(Stored data)

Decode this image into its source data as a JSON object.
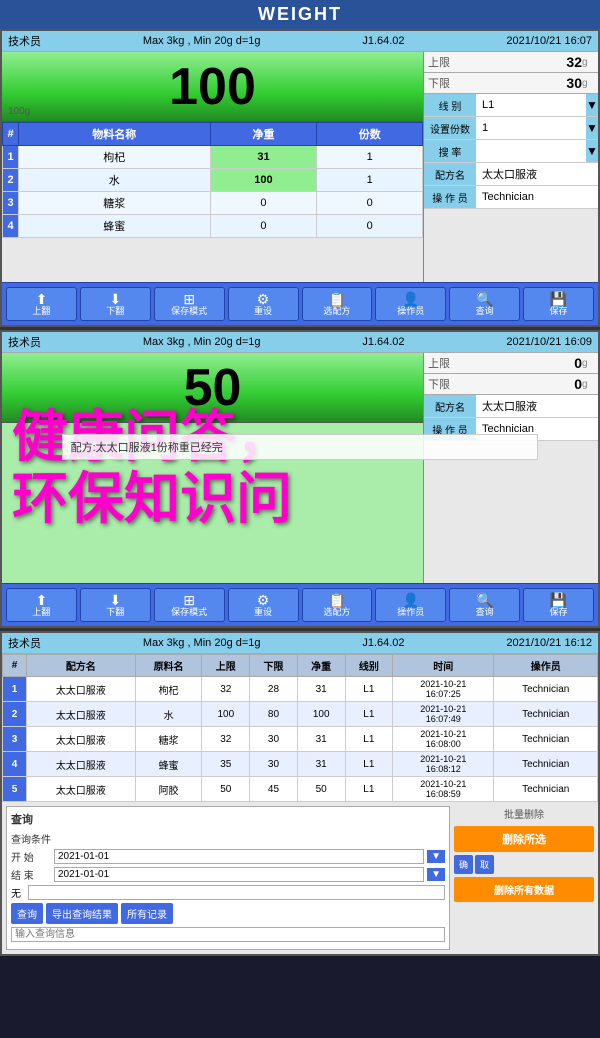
{
  "app": {
    "title": "WEIGHT"
  },
  "panel1": {
    "header": {
      "role": "技术员",
      "specs": "Max 3kg , Min 20g  d=1g",
      "firmware": "J1.64.02",
      "datetime": "2021/10/21  16:07"
    },
    "weight": {
      "value": "100",
      "unit": "g",
      "left_label": "100g"
    },
    "upper_limit": {
      "label": "上限",
      "value": "32",
      "unit": "g"
    },
    "lower_limit": {
      "label": "下限",
      "value": "30",
      "unit": "g"
    },
    "table": {
      "headers": [
        "物料名称",
        "净重",
        "份数"
      ],
      "rows": [
        {
          "num": "1",
          "name": "枸杞",
          "weight": "31",
          "count": "1",
          "weight_green": true
        },
        {
          "num": "2",
          "name": "水",
          "weight": "100",
          "count": "1",
          "weight_green": true
        },
        {
          "num": "3",
          "name": "糖浆",
          "weight": "0",
          "count": "0"
        },
        {
          "num": "4",
          "name": "蜂蜜",
          "weight": "0",
          "count": "0"
        }
      ]
    },
    "info": {
      "line_label": "线 别",
      "line_value": "L1",
      "servings_label": "设置份数",
      "servings_value": "1",
      "rate_label": "搜 率",
      "formula_label": "配方名",
      "formula_value": "太太口服液",
      "operator_label": "操 作 员",
      "operator_value": "Technician"
    },
    "toolbar": {
      "btn1_label": "上翻",
      "btn2_label": "下翻",
      "btn3_label": "保存模式",
      "btn4_label": "重设",
      "btn5_label": "选配方",
      "btn6_label": "操作员",
      "btn7_label": "查询",
      "btn8_label": "保存"
    }
  },
  "panel2": {
    "header": {
      "role": "技术员",
      "specs": "Max 3kg , Min 20g  d=1g",
      "firmware": "J1.64.02",
      "datetime": "2021/10/21  16:09"
    },
    "weight": {
      "value": "50",
      "unit": "g"
    },
    "upper_limit": {
      "label": "上限",
      "value": "0",
      "unit": "g"
    },
    "lower_limit": {
      "label": "下限",
      "value": "0",
      "unit": "g"
    },
    "overlay_text": {
      "line1": "健康问答，",
      "line2": "环保知识问"
    },
    "alert": "配方:太太口服液1份称重已经完",
    "info": {
      "formula_label": "配方名",
      "formula_value": "太太口服液",
      "operator_label": "操 作 员",
      "operator_value": "Technician"
    },
    "toolbar": {
      "btn1_label": "上翻",
      "btn2_label": "下翻",
      "btn3_label": "保存模式",
      "btn4_label": "重设",
      "btn5_label": "选配方",
      "btn6_label": "操作员",
      "btn7_label": "查询",
      "btn8_label": "保存"
    }
  },
  "panel3": {
    "header": {
      "role": "技术员",
      "specs": "Max 3kg , Min 20g  d=1g",
      "firmware": "J1.64.02",
      "datetime": "2021/10/21  16:12"
    },
    "table": {
      "headers": [
        "配方名",
        "原料名",
        "上限",
        "下限",
        "净重",
        "线别",
        "时间",
        "操作员"
      ],
      "rows": [
        {
          "num": "1",
          "formula": "太太口服液",
          "material": "枸杞",
          "upper": "32",
          "lower": "28",
          "net": "31",
          "line": "L1",
          "time": "2021-10-21\n16:07:25",
          "operator": "Technician"
        },
        {
          "num": "2",
          "formula": "太太口服液",
          "material": "水",
          "upper": "100",
          "lower": "80",
          "net": "100",
          "line": "L1",
          "time": "2021-10-21\n16:07:49",
          "operator": "Technician"
        },
        {
          "num": "3",
          "formula": "太太口服液",
          "material": "糖浆",
          "upper": "32",
          "lower": "30",
          "net": "31",
          "line": "L1",
          "time": "2021-10-21\n16:08:00",
          "operator": "Technician"
        },
        {
          "num": "4",
          "formula": "太太口服液",
          "material": "蜂蜜",
          "upper": "35",
          "lower": "30",
          "net": "31",
          "line": "L1",
          "time": "2021-10-21\n16:08:12",
          "operator": "Technician"
        },
        {
          "num": "5",
          "formula": "太太口服液",
          "material": "阿胶",
          "upper": "50",
          "lower": "45",
          "net": "50",
          "line": "L1",
          "time": "2021-10-21\n16:08:59",
          "operator": "Technician"
        }
      ]
    },
    "query": {
      "title": "查询",
      "condition_label": "查询条件",
      "start_label": "开 始",
      "start_value": "2021-01-01",
      "end_label": "结 束",
      "end_value": "2021-01-01",
      "none_label": "无",
      "search_btn": "查询",
      "export_btn": "导出查询结果",
      "all_records_btn": "所有记录",
      "search_placeholder": "输入查询信息"
    },
    "batch": {
      "title": "批量删除",
      "delete_selected_btn": "删除所选",
      "confirm_btn": "确",
      "cancel_btn": "取",
      "delete_all_btn": "删除所有数据"
    }
  }
}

## REQUIRED TASK
Output the material word for word, omitting its pictures.

## SOLUTION FOR THIS PROBLEM
Decode this image into its source data as a JSON object.
{
  "app": {
    "title": "WEIGHT"
  },
  "panel1": {
    "header": {
      "role": "技术员",
      "specs": "Max 3kg , Min 20g  d=1g",
      "firmware": "J1.64.02",
      "datetime": "2021/10/21  16:07"
    },
    "weight": {
      "value": "100",
      "unit": "g",
      "left_label": "100g"
    },
    "upper_limit": {
      "label": "上限",
      "value": "32",
      "unit": "g"
    },
    "lower_limit": {
      "label": "下限",
      "value": "30",
      "unit": "g"
    },
    "table": {
      "headers": [
        "物料名称",
        "净重",
        "份数"
      ],
      "rows": [
        {
          "num": "1",
          "name": "枸杞",
          "weight": "31",
          "count": "1",
          "weight_green": true
        },
        {
          "num": "2",
          "name": "水",
          "weight": "100",
          "count": "1",
          "weight_green": true
        },
        {
          "num": "3",
          "name": "糖浆",
          "weight": "0",
          "count": "0"
        },
        {
          "num": "4",
          "name": "蜂蜜",
          "weight": "0",
          "count": "0"
        }
      ]
    },
    "info": {
      "line_label": "线 别",
      "line_value": "L1",
      "servings_label": "设置份数",
      "servings_value": "1",
      "rate_label": "搜 率",
      "formula_label": "配方名",
      "formula_value": "太太口服液",
      "operator_label": "操 作 员",
      "operator_value": "Technician"
    },
    "toolbar": {
      "btn1_label": "上翻",
      "btn2_label": "下翻",
      "btn3_label": "保存模式",
      "btn4_label": "重设",
      "btn5_label": "选配方",
      "btn6_label": "操作员",
      "btn7_label": "查询",
      "btn8_label": "保存"
    }
  },
  "panel2": {
    "header": {
      "role": "技术员",
      "specs": "Max 3kg , Min 20g  d=1g",
      "firmware": "J1.64.02",
      "datetime": "2021/10/21  16:09"
    },
    "weight": {
      "value": "50",
      "unit": "g"
    },
    "upper_limit": {
      "label": "上限",
      "value": "0",
      "unit": "g"
    },
    "lower_limit": {
      "label": "下限",
      "value": "0",
      "unit": "g"
    },
    "overlay_text": {
      "line1": "健康问答，",
      "line2": "环保知识问"
    },
    "alert": "配方:太太口服液1份称重已经完",
    "info": {
      "formula_label": "配方名",
      "formula_value": "太太口服液",
      "operator_label": "操 作 员",
      "operator_value": "Technician"
    },
    "toolbar": {
      "btn1_label": "上翻",
      "btn2_label": "下翻",
      "btn3_label": "保存模式",
      "btn4_label": "重设",
      "btn5_label": "选配方",
      "btn6_label": "操作员",
      "btn7_label": "查询",
      "btn8_label": "保存"
    }
  },
  "panel3": {
    "header": {
      "role": "技术员",
      "specs": "Max 3kg , Min 20g  d=1g",
      "firmware": "J1.64.02",
      "datetime": "2021/10/21  16:12"
    },
    "table": {
      "headers": [
        "配方名",
        "原料名",
        "上限",
        "下限",
        "净重",
        "线别",
        "时间",
        "操作员"
      ],
      "rows": [
        {
          "num": "1",
          "formula": "太太口服液",
          "material": "枸杞",
          "upper": "32",
          "lower": "28",
          "net": "31",
          "line": "L1",
          "time": "2021-10-21\n16:07:25",
          "operator": "Technician"
        },
        {
          "num": "2",
          "formula": "太太口服液",
          "material": "水",
          "upper": "100",
          "lower": "80",
          "net": "100",
          "line": "L1",
          "time": "2021-10-21\n16:07:49",
          "operator": "Technician"
        },
        {
          "num": "3",
          "formula": "太太口服液",
          "material": "糖浆",
          "upper": "32",
          "lower": "30",
          "net": "31",
          "line": "L1",
          "time": "2021-10-21\n16:08:00",
          "operator": "Technician"
        },
        {
          "num": "4",
          "formula": "太太口服液",
          "material": "蜂蜜",
          "upper": "35",
          "lower": "30",
          "net": "31",
          "line": "L1",
          "time": "2021-10-21\n16:08:12",
          "operator": "Technician"
        },
        {
          "num": "5",
          "formula": "太太口服液",
          "material": "阿胶",
          "upper": "50",
          "lower": "45",
          "net": "50",
          "line": "L1",
          "time": "2021-10-21\n16:08:59",
          "operator": "Technician"
        }
      ]
    },
    "query": {
      "title": "查询",
      "condition_label": "查询条件",
      "start_label": "开 始",
      "start_value": "2021-01-01",
      "end_label": "结 束",
      "end_value": "2021-01-01",
      "none_label": "无",
      "search_btn": "查询",
      "export_btn": "导出查询结果",
      "all_records_btn": "所有记录",
      "search_placeholder": "输入查询信息"
    },
    "batch": {
      "title": "批量删除",
      "delete_selected_btn": "删除所选",
      "confirm_btn": "确",
      "cancel_btn": "取",
      "delete_all_btn": "删除所有数据"
    }
  }
}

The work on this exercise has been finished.